=== Records for the exercise ===

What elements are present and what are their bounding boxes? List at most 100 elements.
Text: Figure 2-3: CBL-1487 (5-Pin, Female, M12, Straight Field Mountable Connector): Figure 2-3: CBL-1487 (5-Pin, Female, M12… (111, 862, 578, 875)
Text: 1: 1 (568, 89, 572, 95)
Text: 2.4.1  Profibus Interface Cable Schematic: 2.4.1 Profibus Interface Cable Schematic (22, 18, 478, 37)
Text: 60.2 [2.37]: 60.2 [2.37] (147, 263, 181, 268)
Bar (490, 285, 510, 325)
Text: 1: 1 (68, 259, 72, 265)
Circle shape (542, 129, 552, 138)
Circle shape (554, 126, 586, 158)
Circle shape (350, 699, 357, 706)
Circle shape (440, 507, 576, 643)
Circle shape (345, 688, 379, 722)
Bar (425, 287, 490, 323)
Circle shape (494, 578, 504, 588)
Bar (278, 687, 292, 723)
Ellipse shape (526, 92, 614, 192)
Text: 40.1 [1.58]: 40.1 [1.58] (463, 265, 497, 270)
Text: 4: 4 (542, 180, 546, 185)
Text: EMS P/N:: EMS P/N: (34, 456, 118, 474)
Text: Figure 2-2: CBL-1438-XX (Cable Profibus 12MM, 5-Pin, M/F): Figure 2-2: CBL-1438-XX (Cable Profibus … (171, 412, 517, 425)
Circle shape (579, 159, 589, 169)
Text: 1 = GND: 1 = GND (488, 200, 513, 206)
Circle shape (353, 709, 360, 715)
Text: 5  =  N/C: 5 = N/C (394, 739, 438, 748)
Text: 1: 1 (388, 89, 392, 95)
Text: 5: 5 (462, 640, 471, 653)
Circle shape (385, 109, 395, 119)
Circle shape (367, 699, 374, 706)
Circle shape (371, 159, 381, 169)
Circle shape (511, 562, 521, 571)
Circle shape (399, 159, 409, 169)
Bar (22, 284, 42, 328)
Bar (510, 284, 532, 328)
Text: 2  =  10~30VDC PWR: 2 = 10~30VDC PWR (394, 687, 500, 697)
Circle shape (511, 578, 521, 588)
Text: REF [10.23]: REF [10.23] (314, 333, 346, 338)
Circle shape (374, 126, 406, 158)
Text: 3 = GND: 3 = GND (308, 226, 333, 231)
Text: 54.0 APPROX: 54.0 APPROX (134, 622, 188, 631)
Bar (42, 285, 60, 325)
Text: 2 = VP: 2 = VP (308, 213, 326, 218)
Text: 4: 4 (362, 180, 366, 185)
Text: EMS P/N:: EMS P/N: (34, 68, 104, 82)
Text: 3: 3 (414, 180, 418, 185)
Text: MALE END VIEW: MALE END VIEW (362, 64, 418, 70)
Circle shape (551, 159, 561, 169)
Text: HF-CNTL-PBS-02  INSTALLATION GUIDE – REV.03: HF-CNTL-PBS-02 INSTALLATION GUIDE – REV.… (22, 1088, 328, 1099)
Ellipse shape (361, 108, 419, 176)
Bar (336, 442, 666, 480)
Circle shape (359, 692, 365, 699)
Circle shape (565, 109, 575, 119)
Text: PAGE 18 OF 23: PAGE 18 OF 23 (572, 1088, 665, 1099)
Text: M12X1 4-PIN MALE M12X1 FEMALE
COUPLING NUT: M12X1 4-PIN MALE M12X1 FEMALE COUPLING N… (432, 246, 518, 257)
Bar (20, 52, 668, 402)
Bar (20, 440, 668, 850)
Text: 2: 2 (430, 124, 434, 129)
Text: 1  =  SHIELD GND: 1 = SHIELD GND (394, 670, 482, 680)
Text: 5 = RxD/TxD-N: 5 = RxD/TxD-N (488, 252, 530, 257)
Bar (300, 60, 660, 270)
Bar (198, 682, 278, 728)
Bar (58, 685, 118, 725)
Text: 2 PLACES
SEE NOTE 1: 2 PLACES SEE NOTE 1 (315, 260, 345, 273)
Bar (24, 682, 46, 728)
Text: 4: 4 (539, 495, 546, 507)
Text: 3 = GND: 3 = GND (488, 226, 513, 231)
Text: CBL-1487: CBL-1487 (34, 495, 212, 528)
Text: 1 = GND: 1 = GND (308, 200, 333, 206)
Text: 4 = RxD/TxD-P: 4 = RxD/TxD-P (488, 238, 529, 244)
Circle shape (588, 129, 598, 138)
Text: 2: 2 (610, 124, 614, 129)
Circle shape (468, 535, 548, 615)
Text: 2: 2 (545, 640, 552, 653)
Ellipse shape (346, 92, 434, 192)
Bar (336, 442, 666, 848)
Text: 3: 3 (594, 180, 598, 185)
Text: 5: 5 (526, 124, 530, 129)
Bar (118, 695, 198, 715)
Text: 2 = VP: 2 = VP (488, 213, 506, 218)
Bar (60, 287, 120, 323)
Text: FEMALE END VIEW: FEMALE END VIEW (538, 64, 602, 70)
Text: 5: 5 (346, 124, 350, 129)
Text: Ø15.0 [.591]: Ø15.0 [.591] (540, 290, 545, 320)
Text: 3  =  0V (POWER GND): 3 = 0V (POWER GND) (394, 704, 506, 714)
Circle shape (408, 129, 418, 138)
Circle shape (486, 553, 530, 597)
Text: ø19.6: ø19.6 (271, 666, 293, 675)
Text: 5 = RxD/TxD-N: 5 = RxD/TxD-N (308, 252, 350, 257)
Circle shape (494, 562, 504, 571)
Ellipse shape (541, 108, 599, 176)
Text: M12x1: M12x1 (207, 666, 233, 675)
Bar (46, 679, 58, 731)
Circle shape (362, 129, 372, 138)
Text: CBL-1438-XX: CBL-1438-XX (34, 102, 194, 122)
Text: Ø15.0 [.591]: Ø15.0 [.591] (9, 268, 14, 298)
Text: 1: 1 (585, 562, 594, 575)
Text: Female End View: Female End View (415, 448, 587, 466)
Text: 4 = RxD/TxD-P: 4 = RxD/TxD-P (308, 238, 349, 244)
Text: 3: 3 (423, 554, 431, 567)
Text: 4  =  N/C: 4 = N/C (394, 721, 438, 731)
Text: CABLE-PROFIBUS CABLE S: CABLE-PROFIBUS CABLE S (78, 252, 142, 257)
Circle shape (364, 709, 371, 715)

===

> Aim: Could you format the records above as a numbered list, leaving out any blank lines?

> Answer for this exercise:
1. What elements are present and what are their bounding boxes? List at most 100 elements.
2. Text: Figure 2-3: CBL-1487 (5-Pin, Female, M12, Straight Field Mountable Connector): Figure 2-3: CBL-1487 (5-Pin, Female, M12… (111, 862, 578, 875)
3. Text: 1: 1 (568, 89, 572, 95)
4. Text: 2.4.1  Profibus Interface Cable Schematic: 2.4.1 Profibus Interface Cable Schematic (22, 18, 478, 37)
5. Text: 60.2 [2.37]: 60.2 [2.37] (147, 263, 181, 268)
6. Bar (490, 285, 510, 325)
7. Text: 1: 1 (68, 259, 72, 265)
8. Circle shape (542, 129, 552, 138)
9. Circle shape (554, 126, 586, 158)
10. Circle shape (350, 699, 357, 706)
11. Circle shape (440, 507, 576, 643)
12. Circle shape (345, 688, 379, 722)
13. Bar (425, 287, 490, 323)
14. Circle shape (494, 578, 504, 588)
15. Bar (278, 687, 292, 723)
16. Ellipse shape (526, 92, 614, 192)
17. Text: 40.1 [1.58]: 40.1 [1.58] (463, 265, 497, 270)
18. Text: 4: 4 (542, 180, 546, 185)
19. Text: EMS P/N:: EMS P/N: (34, 456, 118, 474)
20. Text: Figure 2-2: CBL-1438-XX (Cable Profibus 12MM, 5-Pin, M/F): Figure 2-2: CBL-1438-XX (Cable Profibus … (171, 412, 517, 425)
21. Circle shape (579, 159, 589, 169)
22. Text: 1 = GND: 1 = GND (488, 200, 513, 206)
23. Circle shape (353, 709, 360, 715)
24. Text: 5  =  N/C: 5 = N/C (394, 739, 438, 748)
25. Text: 1: 1 (388, 89, 392, 95)
26. Text: 5: 5 (462, 640, 471, 653)
27. Circle shape (385, 109, 395, 119)
28. Circle shape (367, 699, 374, 706)
29. Circle shape (371, 159, 381, 169)
30. Circle shape (511, 562, 521, 571)
31. Circle shape (399, 159, 409, 169)
32. Bar (22, 284, 42, 328)
33. Bar (510, 284, 532, 328)
34. Text: 2  =  10~30VDC PWR: 2 = 10~30VDC PWR (394, 687, 500, 697)
35. Circle shape (511, 578, 521, 588)
36. Text: REF [10.23]: REF [10.23] (314, 333, 346, 338)
37. Circle shape (374, 126, 406, 158)
38. Text: 3 = GND: 3 = GND (308, 226, 333, 231)
39. Text: 54.0 APPROX: 54.0 APPROX (134, 622, 188, 631)
40. Bar (42, 285, 60, 325)
41. Text: 2 = VP: 2 = VP (308, 213, 326, 218)
42. Text: 4: 4 (362, 180, 366, 185)
43. Text: EMS P/N:: EMS P/N: (34, 68, 104, 82)
44. Text: 3: 3 (414, 180, 418, 185)
45. Text: MALE END VIEW: MALE END VIEW (362, 64, 418, 70)
46. Circle shape (551, 159, 561, 169)
47. Text: HF-CNTL-PBS-02  INSTALLATION GUIDE – REV.03: HF-CNTL-PBS-02 INSTALLATION GUIDE – REV.… (22, 1088, 328, 1099)
48. Ellipse shape (361, 108, 419, 176)
49. Bar (336, 442, 666, 480)
50. Circle shape (359, 692, 365, 699)
51. Circle shape (565, 109, 575, 119)
52. Text: PAGE 18 OF 23: PAGE 18 OF 23 (572, 1088, 665, 1099)
53. Text: M12X1 4-PIN MALE M12X1 FEMALE
54. COUPLING NUT: M12X1 4-PIN MALE M12X1 FEMALE COUPLING N… (432, 246, 518, 257)
55. Bar (20, 52, 668, 402)
56. Bar (20, 440, 668, 850)
57. Text: 2: 2 (430, 124, 434, 129)
58. Text: 1  =  SHIELD GND: 1 = SHIELD GND (394, 670, 482, 680)
59. Text: 5 = RxD/TxD-N: 5 = RxD/TxD-N (488, 252, 530, 257)
60. Bar (300, 60, 660, 270)
61. Bar (198, 682, 278, 728)
62. Bar (58, 685, 118, 725)
63. Text: 2 PLACES
64. SEE NOTE 1: 2 PLACES SEE NOTE 1 (315, 260, 345, 273)
65. Bar (24, 682, 46, 728)
66. Text: 4: 4 (539, 495, 546, 507)
67. Text: 3 = GND: 3 = GND (488, 226, 513, 231)
68. Text: CBL-1487: CBL-1487 (34, 495, 212, 528)
69. Text: 1 = GND: 1 = GND (308, 200, 333, 206)
70. Text: 4 = RxD/TxD-P: 4 = RxD/TxD-P (488, 238, 529, 244)
71. Circle shape (588, 129, 598, 138)
72. Text: 2: 2 (610, 124, 614, 129)
73. Circle shape (468, 535, 548, 615)
74. Text: 2: 2 (545, 640, 552, 653)
75. Ellipse shape (346, 92, 434, 192)
76. Bar (336, 442, 666, 848)
77. Text: 3: 3 (594, 180, 598, 185)
78. Text: 5: 5 (526, 124, 530, 129)
79. Bar (118, 695, 198, 715)
80. Text: 2 = VP: 2 = VP (488, 213, 506, 218)
81. Bar (60, 287, 120, 323)
82. Text: FEMALE END VIEW: FEMALE END VIEW (538, 64, 602, 70)
83. Text: 5: 5 (346, 124, 350, 129)
84. Text: Ø15.0 [.591]: Ø15.0 [.591] (540, 290, 545, 320)
85. Text: 3  =  0V (POWER GND): 3 = 0V (POWER GND) (394, 704, 506, 714)
86. Circle shape (408, 129, 418, 138)
87. Circle shape (486, 553, 530, 597)
88. Text: ø19.6: ø19.6 (271, 666, 293, 675)
89. Text: 5 = RxD/TxD-N: 5 = RxD/TxD-N (308, 252, 350, 257)
90. Circle shape (494, 562, 504, 571)
91. Ellipse shape (541, 108, 599, 176)
92. Text: M12x1: M12x1 (207, 666, 233, 675)
93. Bar (46, 679, 58, 731)
94. Circle shape (362, 129, 372, 138)
95. Text: CBL-1438-XX: CBL-1438-XX (34, 102, 194, 122)
96. Text: Ø15.0 [.591]: Ø15.0 [.591] (9, 268, 14, 298)
97. Text: 1: 1 (585, 562, 594, 575)
98. Text: Female End View: Female End View (415, 448, 587, 466)
99. Text: 4 = RxD/TxD-P: 4 = RxD/TxD-P (308, 238, 349, 244)
100. Text: 3: 3 (423, 554, 431, 567)
101. Text: 4  =  N/C: 4 = N/C (394, 721, 438, 731)
102. Text: CABLE-PROFIBUS CABLE S: CABLE-PROFIBUS CABLE S (78, 252, 142, 257)
103. Circle shape (364, 709, 371, 715)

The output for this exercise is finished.